• EXERCISE DESCRIPTION: Separate out the lines that hold "SECURITY".

=====

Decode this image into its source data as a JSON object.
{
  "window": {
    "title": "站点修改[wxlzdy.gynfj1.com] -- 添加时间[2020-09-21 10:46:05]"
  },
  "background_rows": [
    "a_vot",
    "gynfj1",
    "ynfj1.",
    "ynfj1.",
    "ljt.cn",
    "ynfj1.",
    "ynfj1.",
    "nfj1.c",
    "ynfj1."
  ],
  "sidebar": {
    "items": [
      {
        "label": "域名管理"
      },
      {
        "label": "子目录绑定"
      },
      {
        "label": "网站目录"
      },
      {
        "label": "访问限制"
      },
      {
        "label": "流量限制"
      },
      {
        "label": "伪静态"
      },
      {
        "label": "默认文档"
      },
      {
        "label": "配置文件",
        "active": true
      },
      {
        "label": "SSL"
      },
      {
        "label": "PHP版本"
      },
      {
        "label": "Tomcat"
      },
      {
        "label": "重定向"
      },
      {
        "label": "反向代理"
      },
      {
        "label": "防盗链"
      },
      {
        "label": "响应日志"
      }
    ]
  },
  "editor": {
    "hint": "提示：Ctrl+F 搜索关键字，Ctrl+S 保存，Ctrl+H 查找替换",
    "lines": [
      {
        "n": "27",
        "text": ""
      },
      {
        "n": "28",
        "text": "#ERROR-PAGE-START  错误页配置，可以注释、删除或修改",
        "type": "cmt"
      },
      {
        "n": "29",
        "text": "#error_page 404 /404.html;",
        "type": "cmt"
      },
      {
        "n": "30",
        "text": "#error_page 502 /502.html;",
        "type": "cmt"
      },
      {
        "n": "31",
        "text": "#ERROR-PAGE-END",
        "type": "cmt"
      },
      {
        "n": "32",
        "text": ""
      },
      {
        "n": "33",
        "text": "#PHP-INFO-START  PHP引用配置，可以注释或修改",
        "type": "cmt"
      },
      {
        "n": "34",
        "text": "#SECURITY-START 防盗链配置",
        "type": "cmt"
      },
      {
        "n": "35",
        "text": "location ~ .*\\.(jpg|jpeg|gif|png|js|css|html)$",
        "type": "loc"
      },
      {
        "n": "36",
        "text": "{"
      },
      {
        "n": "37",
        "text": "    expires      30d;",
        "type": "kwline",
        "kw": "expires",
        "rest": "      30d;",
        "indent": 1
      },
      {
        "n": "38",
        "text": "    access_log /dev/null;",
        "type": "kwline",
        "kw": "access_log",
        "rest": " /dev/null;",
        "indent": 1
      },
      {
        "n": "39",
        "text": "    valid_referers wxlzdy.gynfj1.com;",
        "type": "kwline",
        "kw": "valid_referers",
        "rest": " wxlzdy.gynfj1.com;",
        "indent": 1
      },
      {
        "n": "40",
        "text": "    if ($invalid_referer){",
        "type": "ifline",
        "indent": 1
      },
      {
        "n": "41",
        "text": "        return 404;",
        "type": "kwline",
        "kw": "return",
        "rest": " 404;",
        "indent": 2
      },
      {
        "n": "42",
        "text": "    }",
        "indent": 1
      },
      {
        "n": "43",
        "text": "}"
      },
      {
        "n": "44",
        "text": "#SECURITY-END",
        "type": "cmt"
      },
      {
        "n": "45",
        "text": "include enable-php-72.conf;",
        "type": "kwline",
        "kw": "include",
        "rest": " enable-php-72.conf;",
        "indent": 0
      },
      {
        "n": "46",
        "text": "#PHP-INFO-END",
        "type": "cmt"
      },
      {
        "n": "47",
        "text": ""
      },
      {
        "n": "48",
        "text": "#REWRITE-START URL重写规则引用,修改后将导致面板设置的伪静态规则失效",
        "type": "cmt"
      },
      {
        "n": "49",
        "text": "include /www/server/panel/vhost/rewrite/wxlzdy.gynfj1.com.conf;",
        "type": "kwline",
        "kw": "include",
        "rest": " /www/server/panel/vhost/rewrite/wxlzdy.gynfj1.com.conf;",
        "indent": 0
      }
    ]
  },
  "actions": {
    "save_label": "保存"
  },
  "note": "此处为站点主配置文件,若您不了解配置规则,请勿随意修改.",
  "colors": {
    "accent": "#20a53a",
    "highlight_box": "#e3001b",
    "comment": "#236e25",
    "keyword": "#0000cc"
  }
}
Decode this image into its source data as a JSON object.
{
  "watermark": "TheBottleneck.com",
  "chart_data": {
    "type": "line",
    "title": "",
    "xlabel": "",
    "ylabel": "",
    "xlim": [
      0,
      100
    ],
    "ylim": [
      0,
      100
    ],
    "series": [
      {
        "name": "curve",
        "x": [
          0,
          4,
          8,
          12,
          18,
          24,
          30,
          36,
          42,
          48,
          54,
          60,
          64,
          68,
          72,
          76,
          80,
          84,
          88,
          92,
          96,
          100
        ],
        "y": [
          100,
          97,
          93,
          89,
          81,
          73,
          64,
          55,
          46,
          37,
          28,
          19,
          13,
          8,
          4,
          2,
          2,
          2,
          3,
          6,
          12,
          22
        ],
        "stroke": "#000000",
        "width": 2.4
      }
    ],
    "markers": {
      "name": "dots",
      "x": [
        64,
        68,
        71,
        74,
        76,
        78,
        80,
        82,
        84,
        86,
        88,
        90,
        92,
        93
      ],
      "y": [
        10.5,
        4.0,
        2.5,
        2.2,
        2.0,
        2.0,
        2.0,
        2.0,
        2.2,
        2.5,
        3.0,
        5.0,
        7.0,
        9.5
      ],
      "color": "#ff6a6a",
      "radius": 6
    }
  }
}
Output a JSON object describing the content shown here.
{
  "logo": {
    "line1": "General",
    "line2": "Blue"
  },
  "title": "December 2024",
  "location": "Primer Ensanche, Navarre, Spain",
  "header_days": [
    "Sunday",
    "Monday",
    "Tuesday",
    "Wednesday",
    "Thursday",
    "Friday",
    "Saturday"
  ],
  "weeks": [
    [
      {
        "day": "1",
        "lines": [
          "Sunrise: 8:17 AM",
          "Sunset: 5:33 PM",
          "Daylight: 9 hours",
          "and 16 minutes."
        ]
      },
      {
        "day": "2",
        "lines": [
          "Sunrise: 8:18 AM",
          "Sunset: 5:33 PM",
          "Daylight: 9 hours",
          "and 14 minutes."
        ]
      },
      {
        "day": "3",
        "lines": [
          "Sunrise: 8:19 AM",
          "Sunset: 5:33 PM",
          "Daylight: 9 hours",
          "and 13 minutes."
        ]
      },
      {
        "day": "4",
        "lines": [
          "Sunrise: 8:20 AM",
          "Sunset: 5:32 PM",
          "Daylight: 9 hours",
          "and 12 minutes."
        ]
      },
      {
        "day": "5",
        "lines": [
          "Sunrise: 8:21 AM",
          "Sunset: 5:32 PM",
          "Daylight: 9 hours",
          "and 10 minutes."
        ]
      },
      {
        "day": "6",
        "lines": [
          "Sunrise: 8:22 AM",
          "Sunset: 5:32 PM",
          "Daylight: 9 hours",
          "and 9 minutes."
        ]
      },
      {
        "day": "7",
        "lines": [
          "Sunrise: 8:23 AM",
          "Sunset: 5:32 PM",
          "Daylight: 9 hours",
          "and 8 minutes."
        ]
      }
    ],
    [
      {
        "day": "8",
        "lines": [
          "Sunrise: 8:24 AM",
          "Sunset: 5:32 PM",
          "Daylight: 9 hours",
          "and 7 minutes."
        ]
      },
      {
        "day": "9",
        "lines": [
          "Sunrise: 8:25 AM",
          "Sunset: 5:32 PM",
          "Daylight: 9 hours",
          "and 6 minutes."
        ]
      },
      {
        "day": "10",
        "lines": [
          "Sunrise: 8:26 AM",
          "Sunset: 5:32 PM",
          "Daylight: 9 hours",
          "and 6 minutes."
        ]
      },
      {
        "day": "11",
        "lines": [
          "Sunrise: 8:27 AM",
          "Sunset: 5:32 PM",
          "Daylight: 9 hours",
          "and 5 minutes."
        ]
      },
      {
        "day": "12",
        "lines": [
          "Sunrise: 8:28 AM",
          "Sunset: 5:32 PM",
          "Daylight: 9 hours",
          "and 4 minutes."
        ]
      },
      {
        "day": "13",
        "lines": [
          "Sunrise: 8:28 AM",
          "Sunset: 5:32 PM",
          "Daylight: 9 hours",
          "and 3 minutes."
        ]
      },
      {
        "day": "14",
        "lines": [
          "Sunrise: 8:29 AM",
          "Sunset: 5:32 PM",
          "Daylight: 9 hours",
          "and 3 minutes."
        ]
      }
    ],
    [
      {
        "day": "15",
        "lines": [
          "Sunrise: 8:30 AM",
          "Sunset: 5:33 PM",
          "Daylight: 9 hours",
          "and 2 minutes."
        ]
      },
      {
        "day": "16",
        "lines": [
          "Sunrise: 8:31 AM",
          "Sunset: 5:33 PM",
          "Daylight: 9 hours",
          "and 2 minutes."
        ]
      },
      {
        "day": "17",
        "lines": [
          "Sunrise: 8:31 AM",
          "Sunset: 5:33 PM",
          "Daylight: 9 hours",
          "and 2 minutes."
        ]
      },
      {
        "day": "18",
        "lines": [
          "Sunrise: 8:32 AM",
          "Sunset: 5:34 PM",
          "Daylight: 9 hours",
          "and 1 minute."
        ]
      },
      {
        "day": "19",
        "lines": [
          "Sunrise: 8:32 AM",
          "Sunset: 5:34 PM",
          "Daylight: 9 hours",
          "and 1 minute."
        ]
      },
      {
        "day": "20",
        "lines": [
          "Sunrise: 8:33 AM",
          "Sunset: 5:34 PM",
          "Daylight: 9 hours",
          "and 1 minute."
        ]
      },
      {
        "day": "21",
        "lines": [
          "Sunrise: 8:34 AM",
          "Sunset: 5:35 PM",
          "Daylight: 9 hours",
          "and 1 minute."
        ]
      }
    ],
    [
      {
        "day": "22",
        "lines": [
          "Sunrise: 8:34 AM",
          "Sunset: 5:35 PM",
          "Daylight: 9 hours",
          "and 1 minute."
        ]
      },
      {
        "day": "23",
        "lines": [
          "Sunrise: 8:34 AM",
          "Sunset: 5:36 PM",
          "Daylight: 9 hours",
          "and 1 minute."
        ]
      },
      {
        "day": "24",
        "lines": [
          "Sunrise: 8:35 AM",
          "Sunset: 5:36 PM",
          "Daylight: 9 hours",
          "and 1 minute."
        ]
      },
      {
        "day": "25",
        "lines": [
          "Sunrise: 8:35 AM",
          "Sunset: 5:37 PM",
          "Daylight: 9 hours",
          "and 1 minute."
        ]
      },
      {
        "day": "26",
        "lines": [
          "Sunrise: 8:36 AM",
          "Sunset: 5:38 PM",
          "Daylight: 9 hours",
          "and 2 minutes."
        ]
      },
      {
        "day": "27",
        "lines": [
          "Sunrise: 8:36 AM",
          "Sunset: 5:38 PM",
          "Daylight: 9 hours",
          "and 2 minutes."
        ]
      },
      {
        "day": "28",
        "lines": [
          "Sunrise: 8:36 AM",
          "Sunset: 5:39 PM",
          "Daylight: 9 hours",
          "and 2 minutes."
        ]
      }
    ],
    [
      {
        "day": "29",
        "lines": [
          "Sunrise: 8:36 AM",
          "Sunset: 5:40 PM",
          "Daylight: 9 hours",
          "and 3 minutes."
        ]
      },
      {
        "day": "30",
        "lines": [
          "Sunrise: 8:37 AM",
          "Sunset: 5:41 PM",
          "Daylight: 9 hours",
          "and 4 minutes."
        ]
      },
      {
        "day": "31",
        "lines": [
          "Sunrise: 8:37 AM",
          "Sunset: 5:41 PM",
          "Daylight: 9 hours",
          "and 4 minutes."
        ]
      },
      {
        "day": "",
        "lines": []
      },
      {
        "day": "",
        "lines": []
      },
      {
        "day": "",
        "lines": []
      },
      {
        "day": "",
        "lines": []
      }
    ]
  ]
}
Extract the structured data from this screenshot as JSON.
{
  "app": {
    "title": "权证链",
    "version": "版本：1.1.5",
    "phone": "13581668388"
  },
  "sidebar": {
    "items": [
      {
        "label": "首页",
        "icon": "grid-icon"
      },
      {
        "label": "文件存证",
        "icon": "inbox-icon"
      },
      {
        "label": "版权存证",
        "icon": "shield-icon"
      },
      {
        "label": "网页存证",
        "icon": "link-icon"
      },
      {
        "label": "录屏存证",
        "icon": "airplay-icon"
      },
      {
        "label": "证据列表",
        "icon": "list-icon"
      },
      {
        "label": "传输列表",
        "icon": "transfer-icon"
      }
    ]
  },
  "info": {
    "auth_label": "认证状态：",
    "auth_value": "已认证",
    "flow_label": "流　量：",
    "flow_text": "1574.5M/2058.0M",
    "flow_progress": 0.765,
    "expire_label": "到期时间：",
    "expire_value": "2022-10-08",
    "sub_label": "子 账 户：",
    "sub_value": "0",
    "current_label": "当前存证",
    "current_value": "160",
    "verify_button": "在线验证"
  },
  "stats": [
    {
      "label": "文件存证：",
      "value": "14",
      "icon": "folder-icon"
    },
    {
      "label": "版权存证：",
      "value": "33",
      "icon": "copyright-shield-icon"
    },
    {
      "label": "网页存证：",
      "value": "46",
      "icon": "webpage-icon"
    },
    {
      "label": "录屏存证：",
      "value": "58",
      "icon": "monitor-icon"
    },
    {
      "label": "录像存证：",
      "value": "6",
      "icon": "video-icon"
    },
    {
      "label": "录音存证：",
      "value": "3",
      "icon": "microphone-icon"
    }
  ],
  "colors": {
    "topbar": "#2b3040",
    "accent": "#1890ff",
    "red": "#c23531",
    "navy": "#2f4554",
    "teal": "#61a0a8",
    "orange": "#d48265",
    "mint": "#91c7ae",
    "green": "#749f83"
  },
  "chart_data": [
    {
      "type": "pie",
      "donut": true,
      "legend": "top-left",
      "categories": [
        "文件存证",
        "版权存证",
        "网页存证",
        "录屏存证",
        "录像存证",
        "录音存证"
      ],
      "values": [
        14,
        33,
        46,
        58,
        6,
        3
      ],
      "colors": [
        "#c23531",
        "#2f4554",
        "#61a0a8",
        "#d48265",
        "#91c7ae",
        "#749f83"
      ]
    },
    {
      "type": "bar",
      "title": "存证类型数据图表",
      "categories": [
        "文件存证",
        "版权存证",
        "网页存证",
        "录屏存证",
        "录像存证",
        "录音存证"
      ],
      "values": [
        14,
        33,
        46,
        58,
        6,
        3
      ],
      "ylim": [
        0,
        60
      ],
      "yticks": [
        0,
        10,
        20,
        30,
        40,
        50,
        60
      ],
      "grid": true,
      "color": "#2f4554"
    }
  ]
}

=====

• OUTPUT FOR THIS EXERCISE:
        "text": "#SECURITY-START 防盗链配置",
        "text": "#SECURITY-END",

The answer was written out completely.